| Short problem |
Pictures stay out; everything else in the records below is copied exactly.
--- Given data ---
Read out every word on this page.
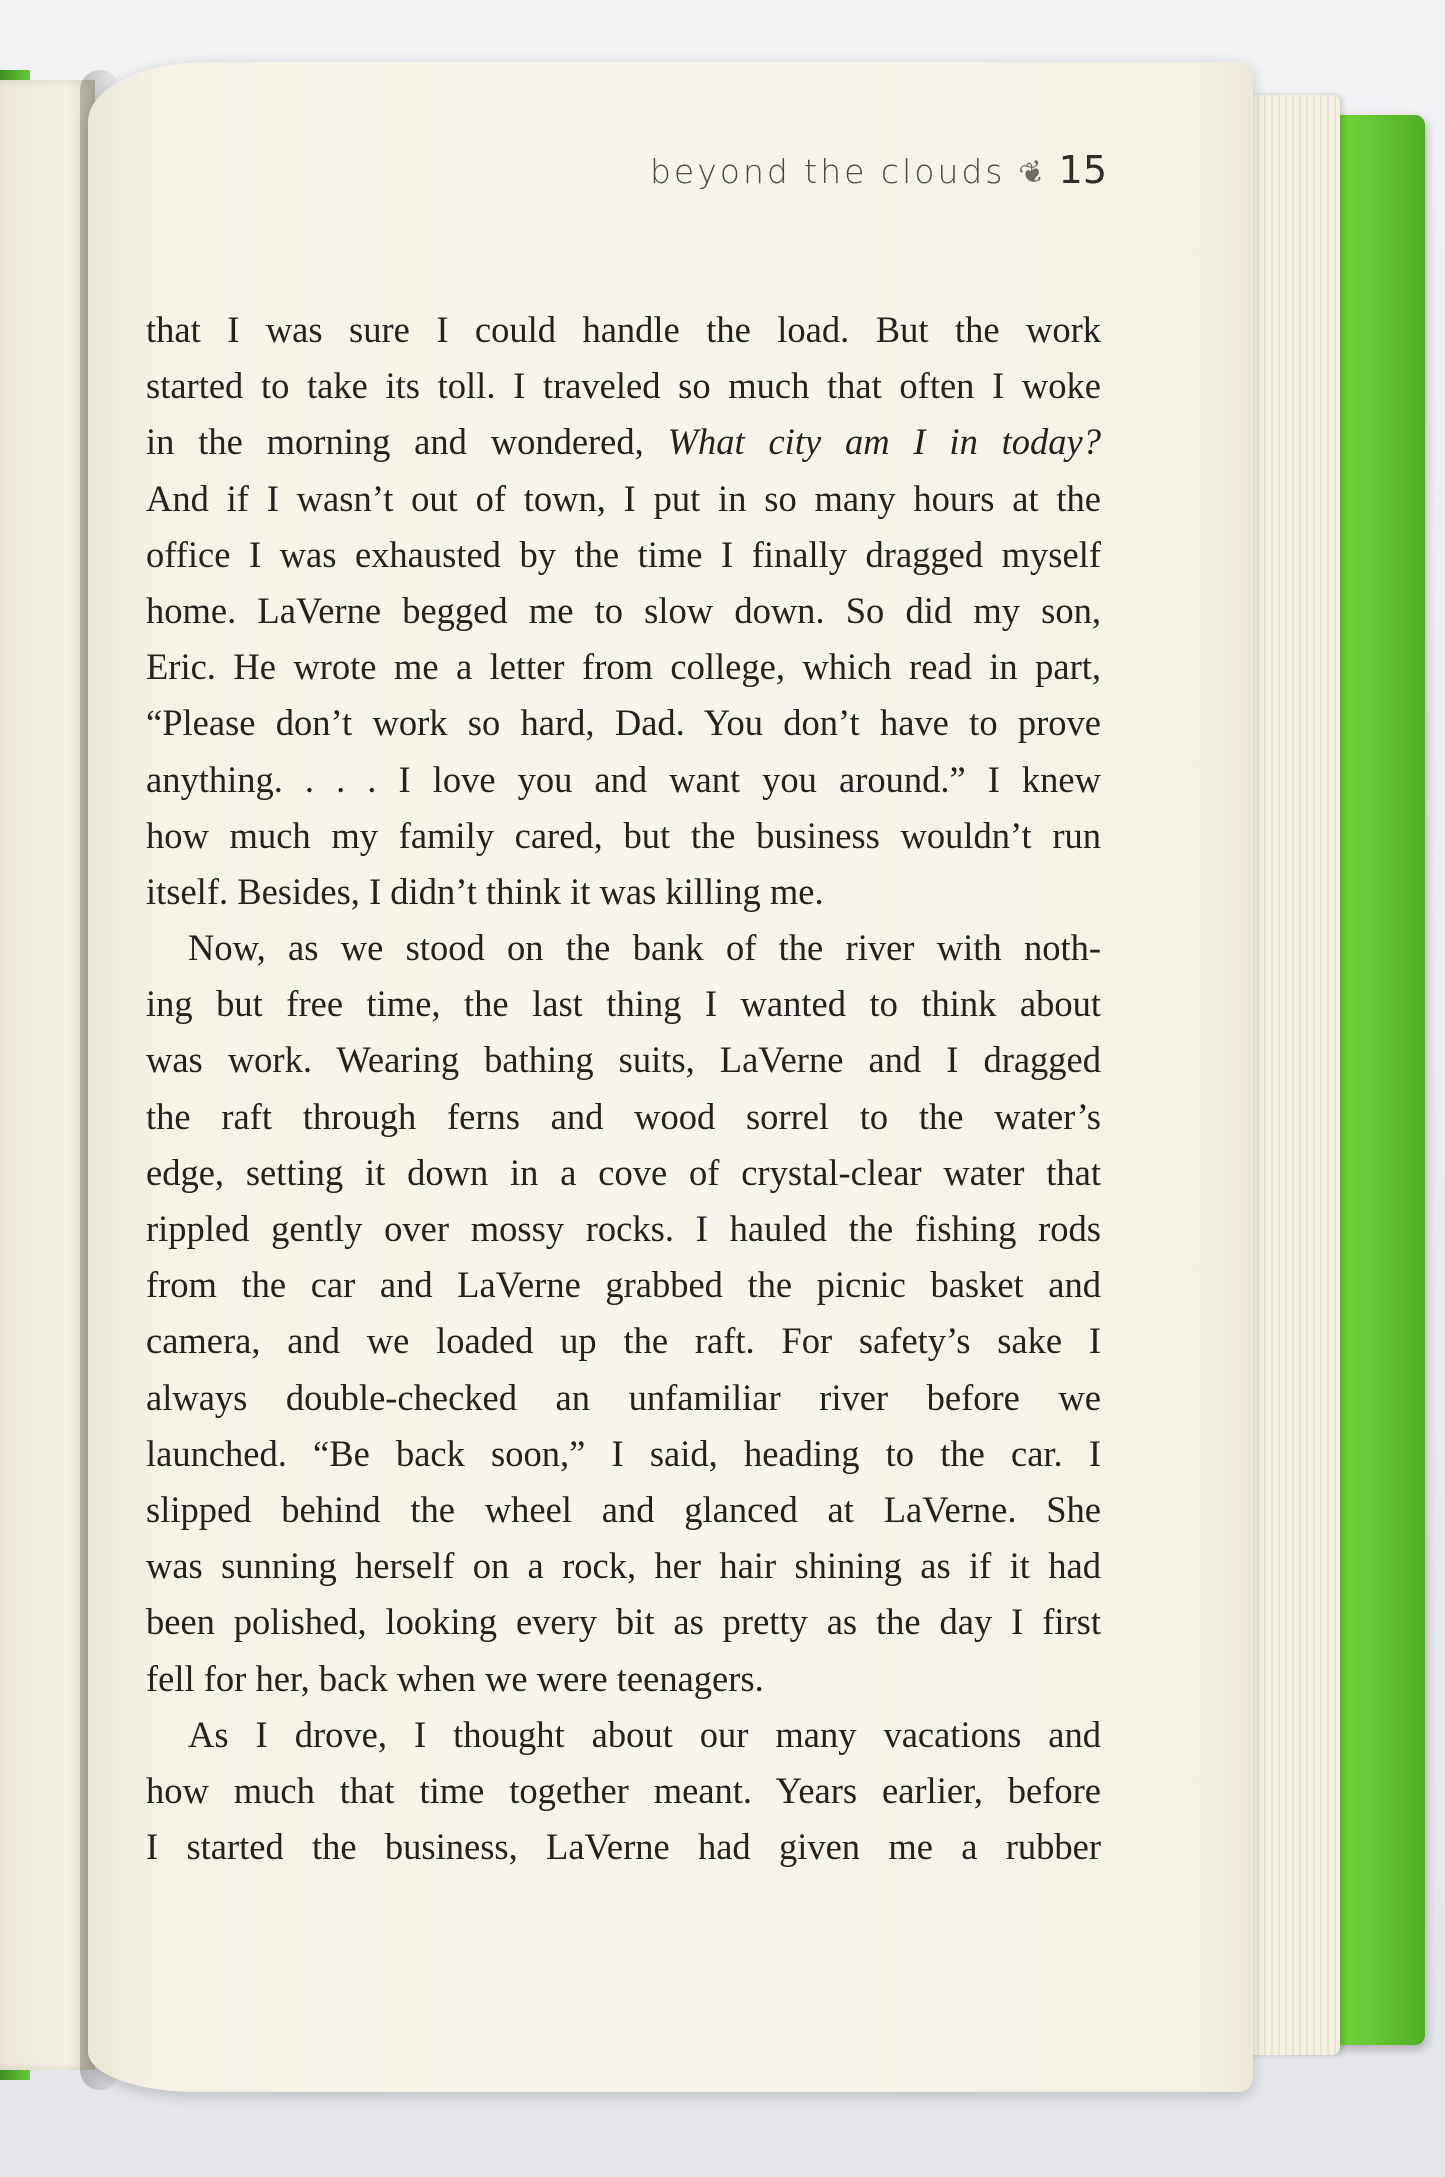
beyond the clouds ❦ 15
that I was sure I could handle the load. But the work
started to take its toll. I traveled so much that often I woke
in the morning and wondered, What city am I in today?
And if I wasn’t out of town, I put in so many hours at the
office I was exhausted by the time I finally dragged myself
home. LaVerne begged me to slow down. So did my son,
Eric. He wrote me a letter from college, which read in part,
“Please don’t work so hard, Dad. You don’t have to prove
anything. . . . I love you and want you around.” I knew
how much my family cared, but the business wouldn’t run
itself. Besides, I didn’t think it was killing me.
Now, as we stood on the bank of the river with noth-
ing but free time, the last thing I wanted to think about
was work. Wearing bathing suits, LaVerne and I dragged
the raft through ferns and wood sorrel to the water’s
edge, setting it down in a cove of crystal-clear water that
rippled gently over mossy rocks. I hauled the fishing rods
from the car and LaVerne grabbed the picnic basket and
camera, and we loaded up the raft. For safety’s sake I
always double-checked an unfamiliar river before we
launched. “Be back soon,” I said, heading to the car. I
slipped behind the wheel and glanced at LaVerne. She
was sunning herself on a rock, her hair shining as if it had
been polished, looking every bit as pretty as the day I first
fell for her, back when we were teenagers.
As I drove, I thought about our many vacations and
how much that time together meant. Years earlier, before
I started the business, LaVerne had given me a rubber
---
| Response |
Read out every word on this page.
beyond the clouds ❦ 15
that I was sure I could handle the load. But the work
started to take its toll. I traveled so much that often I woke
in the morning and wondered, What city am I in today?
And if I wasn’t out of town, I put in so many hours at the
office I was exhausted by the time I finally dragged myself
home. LaVerne begged me to slow down. So did my son,
Eric. He wrote me a letter from college, which read in part,
“Please don’t work so hard, Dad. You don’t have to prove
anything. . . . I love you and want you around.” I knew
how much my family cared, but the business wouldn’t run
itself. Besides, I didn’t think it was killing me.
Now, as we stood on the bank of the river with noth-
ing but free time, the last thing I wanted to think about
was work. Wearing bathing suits, LaVerne and I dragged
the raft through ferns and wood sorrel to the water’s
edge, setting it down in a cove of crystal-clear water that
rippled gently over mossy rocks. I hauled the fishing rods
from the car and LaVerne grabbed the picnic basket and
camera, and we loaded up the raft. For safety’s sake I
always double-checked an unfamiliar river before we
launched. “Be back soon,” I said, heading to the car. I
slipped behind the wheel and glanced at LaVerne. She
was sunning herself on a rock, her hair shining as if it had
been polished, looking every bit as pretty as the day I first
fell for her, back when we were teenagers.
As I drove, I thought about our many vacations and
how much that time together meant. Years earlier, before
I started the business, LaVerne had given me a rubber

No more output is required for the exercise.